[Görevin kapsamı]: Okuma parçasında "Sallanıyoruz." sözüyle açılan paragrafı, temel bilgilerini koruyarak daha kısa bir hâle getirin.

━━━ Okuma parçası ━━━

BAKİ ÇİFTÇİ

Deprem ve Cinayet

Sallanıyoruz. Doğu'dan, Ege'den, Marmara'dan sallanıyoruz. Richter habire ölçüyor. Haber kanalları, gazeteler “ Silivri sallandı”, “Manisa'da halk sokaklara fırladı” manşetleri birinci haber olurken, Elazığ, Malatya'da korkulan oldu. Ölüm ve yıkım haberleriyle bir kez daha sarsıldık.

İlginç olan bu başımıza ilk defa geliyormuş gibi bir  ruh hali içinde Elazığ ve Malatya'ya koştuk. Belediyeler, kurumlar yardım yarışına girdiler. Başkanlar, vekiller, kurtarıcılar, kahramanlar, duacılar, rahmetçiler, devletin bilimum protokolleri, gazeteler, tv kanalları ve hatta “deprem araştırması önergelerini, Elazığ ve köylerini depreme hazırlama projelerini reddeden yetkili yetkisiz herkes deprem sahasına koşup cenaze namazlarında saf tuttular. Ellerini semaya açıp gidenlere cennet dilediler. Haklarını helal ettiler. Tabi gidenlerin cevap verme ve göz göze gelme imkanları yoktu.

━━━ Kayıtlı bilgiler ━━━

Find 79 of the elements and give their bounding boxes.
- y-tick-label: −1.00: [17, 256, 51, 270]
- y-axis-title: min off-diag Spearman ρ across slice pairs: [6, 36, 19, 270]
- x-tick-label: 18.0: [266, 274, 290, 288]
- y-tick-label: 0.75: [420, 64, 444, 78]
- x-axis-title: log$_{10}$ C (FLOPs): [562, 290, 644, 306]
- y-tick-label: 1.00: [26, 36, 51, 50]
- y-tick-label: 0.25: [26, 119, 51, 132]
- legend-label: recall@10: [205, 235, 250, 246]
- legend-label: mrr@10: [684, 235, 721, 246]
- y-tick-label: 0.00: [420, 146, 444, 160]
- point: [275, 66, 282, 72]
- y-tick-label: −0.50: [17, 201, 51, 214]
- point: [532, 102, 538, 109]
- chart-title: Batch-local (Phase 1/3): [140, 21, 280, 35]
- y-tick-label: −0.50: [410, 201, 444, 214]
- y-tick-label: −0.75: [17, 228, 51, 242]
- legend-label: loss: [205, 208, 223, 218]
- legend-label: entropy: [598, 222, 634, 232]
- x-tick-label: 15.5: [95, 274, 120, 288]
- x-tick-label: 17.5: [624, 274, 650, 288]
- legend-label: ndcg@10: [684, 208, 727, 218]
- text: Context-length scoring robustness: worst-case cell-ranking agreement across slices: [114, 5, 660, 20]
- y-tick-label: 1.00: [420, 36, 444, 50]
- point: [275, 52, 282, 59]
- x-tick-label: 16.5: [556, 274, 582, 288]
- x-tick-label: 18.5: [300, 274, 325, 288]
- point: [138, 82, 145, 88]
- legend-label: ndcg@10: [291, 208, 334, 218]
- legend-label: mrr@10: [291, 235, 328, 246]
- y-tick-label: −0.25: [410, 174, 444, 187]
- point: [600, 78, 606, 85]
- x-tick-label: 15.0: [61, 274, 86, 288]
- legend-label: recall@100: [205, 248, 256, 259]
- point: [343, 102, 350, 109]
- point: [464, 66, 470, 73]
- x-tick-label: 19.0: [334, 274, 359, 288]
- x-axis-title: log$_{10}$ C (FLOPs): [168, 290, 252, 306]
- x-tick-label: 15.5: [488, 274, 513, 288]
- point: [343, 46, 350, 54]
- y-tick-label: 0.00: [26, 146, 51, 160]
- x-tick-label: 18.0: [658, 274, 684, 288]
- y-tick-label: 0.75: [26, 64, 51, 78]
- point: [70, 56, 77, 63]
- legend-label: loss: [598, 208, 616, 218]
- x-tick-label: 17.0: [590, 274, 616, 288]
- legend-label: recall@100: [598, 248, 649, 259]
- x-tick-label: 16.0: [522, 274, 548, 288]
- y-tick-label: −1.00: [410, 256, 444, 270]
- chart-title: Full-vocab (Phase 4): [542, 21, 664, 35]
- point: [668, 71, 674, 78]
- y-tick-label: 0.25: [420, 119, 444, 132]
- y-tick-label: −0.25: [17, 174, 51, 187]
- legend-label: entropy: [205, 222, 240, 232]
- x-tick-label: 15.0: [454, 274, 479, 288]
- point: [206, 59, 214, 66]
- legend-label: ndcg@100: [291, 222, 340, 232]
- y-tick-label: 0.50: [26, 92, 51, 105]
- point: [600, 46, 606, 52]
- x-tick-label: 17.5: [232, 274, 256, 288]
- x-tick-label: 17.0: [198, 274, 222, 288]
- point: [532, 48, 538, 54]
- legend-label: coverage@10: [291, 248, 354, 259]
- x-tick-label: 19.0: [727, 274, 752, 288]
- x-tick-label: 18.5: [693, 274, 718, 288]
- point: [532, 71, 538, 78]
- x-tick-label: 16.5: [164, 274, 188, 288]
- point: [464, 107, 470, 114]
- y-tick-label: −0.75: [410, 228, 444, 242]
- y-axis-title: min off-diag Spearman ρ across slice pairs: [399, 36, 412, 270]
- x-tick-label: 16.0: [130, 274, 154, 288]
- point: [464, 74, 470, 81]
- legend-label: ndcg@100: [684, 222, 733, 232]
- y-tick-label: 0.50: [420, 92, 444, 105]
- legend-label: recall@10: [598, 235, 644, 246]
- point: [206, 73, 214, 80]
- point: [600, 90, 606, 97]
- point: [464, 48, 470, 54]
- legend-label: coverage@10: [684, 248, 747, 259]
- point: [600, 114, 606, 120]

━━━

[Alıştırma çıktısı]: Doğu'da, Ege'de ve Marmara'da sürekli sallanıyor, Richter ölçümleri hiç durmuyor. Medya Silivri'deki sarsıntıyı ve Manisa'da sokağa dökülen halkı manşete taşırken Elazığ ve Malatya'da korkulan oldu. Ölüm ve yıkım haberleriyle yeniden sarsıldık.